§ DIRECTIONS: Scan the material and copy every line in which "content" appears.

§ Data records:
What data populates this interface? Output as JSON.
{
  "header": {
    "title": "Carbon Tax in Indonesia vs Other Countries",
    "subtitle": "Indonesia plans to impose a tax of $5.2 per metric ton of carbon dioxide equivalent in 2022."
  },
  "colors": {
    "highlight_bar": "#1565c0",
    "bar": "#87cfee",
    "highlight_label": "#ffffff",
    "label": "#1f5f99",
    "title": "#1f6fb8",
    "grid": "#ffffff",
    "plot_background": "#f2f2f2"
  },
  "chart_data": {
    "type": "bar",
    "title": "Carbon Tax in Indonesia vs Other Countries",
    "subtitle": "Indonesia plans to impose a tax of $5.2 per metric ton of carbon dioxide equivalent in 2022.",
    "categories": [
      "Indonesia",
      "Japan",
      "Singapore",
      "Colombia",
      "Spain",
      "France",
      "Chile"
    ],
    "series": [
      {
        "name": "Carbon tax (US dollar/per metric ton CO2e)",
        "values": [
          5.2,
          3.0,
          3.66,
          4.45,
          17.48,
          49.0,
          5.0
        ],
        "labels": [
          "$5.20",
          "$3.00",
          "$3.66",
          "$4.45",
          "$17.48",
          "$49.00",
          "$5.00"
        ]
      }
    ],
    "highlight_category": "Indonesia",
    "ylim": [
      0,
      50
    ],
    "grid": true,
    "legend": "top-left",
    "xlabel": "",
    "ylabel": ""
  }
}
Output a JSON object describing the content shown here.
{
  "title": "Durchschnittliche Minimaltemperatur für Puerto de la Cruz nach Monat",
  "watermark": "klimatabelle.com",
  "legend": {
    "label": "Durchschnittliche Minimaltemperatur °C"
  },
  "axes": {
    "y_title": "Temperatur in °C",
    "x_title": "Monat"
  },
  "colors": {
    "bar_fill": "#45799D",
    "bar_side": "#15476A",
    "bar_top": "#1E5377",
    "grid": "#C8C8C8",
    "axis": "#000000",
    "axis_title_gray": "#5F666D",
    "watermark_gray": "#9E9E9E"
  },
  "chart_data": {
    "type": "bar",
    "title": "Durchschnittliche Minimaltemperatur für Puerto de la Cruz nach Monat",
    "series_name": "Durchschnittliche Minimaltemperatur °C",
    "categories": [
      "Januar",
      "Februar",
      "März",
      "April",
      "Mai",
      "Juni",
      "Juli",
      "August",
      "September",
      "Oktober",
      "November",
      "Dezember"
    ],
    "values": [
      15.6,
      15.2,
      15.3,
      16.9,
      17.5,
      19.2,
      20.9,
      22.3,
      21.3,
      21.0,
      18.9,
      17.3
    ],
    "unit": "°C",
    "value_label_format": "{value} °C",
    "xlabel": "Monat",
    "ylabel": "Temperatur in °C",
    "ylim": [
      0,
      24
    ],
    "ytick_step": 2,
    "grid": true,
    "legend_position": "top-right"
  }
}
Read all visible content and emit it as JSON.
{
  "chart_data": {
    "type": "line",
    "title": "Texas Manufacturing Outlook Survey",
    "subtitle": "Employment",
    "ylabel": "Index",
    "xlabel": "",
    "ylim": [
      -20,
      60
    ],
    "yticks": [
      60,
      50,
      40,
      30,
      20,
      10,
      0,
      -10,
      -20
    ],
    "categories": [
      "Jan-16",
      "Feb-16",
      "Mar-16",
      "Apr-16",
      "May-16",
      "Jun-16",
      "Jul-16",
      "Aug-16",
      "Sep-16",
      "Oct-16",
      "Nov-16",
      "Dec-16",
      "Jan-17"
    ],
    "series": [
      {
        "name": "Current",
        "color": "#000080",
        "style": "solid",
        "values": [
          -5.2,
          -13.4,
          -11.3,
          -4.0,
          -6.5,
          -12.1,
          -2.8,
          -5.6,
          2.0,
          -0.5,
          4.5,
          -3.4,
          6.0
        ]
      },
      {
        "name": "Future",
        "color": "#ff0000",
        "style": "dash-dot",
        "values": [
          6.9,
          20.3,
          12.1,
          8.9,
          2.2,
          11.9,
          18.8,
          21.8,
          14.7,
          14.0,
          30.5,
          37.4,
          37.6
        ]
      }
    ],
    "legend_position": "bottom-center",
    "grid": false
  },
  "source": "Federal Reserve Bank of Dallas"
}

§ THE RESULT:
Output a JSON object describing the content shown here.
Read all visible content and emit it as JSON.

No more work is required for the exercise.